━━ Excerpted text ━━
- Interactive map of Sumbatan-Diza
- 38°56′52″N 45°49′32″E﻿ / ﻿38.94778°N 45.82556°E
- Type: Settlement
- Location: Mount Subatan
- Region: Ordubad District

History
- Built: ≈End of second to first millennia BC

Site notes
- Area: 5 hectares (12 acres)
- Archaeologists: Nakhchivan Archaeological Expedition
- Discovered: 1976
- Condition: Ruins

= Subatan-Diza (archeological site) =

Archaeological site in Azerbaijan

Sumbatan-Diza, also called Subatan-Diza, is an archaeological site in Azerbaijan. It is located in Ordubad region, south-west of Sabirkend, on the right bank of Gilanchay, 800 m north of Ordubad-Nakhchivan road, on the mountain of the same name, covering Rasul and Suleyman valleys.
━━━
━━ Given information ━━
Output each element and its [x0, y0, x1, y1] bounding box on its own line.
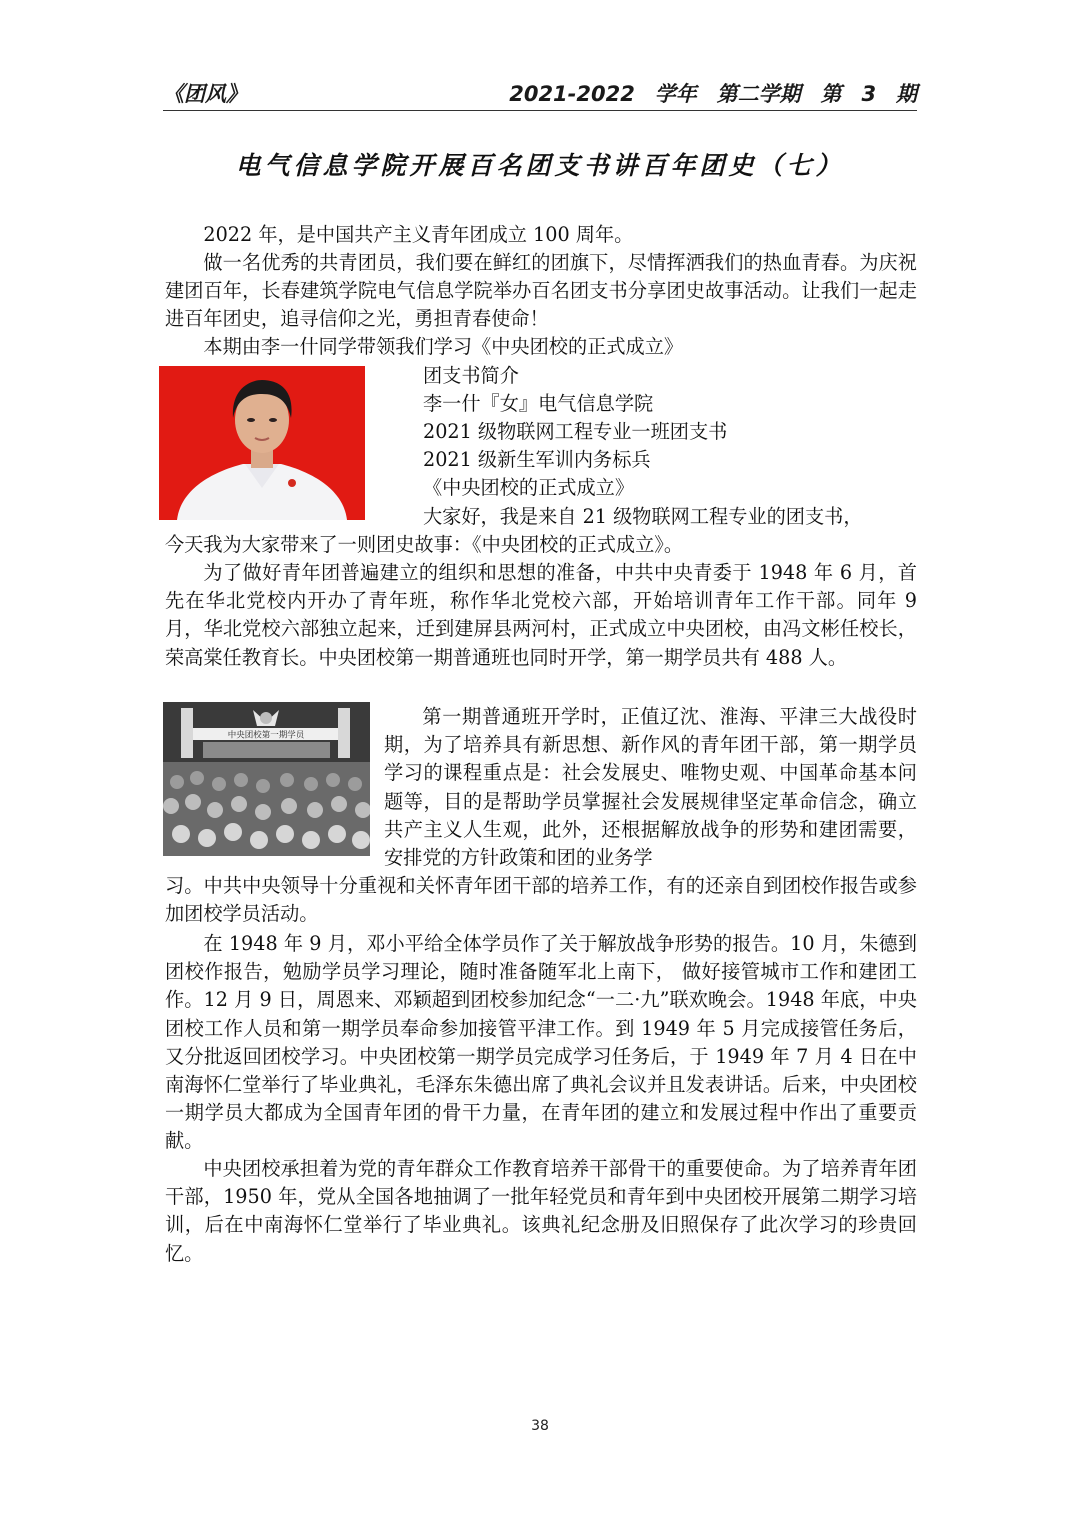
━━━
## Objectives
1: According to the text on Sumbatan-Diza, in what year was the site discovered?
2: Transcribe the stretch of the Sumbatan-Diza text from "Sumbatan-Diza, also called" through "and Suleyman valleys.".
3: Rewrite the paragraph of the Sumbatan-Diza text that begins "Sumbatan-Diza, also called Subatan-Diza" as a bulleted list that keeps its main facts.

## Complete answers
1: 1976

2:
Sumbatan-Diza, also called Subatan-Diza, is an archaeological site in Azerbaijan. It is located in Ordubad region, south-west of Sabirkend, on the right bank of Gilanchay, 800 m north of Ordubad-Nakhchivan road, on the mountain of the same name, covering Rasul and Suleyman valleys.

3:
- Name: Sumbatan-Diza, also called Subatan-Diza
- Type: archaeological site in Azerbaijan
- Region: Ordubad
- Position: south-west of Sabirkend, on the right bank of Gilanchay, 800 m north of the Ordubad-Nakhchivan road
- Setting: on the mountain of the same name, covering the Rasul and Suleyman valleys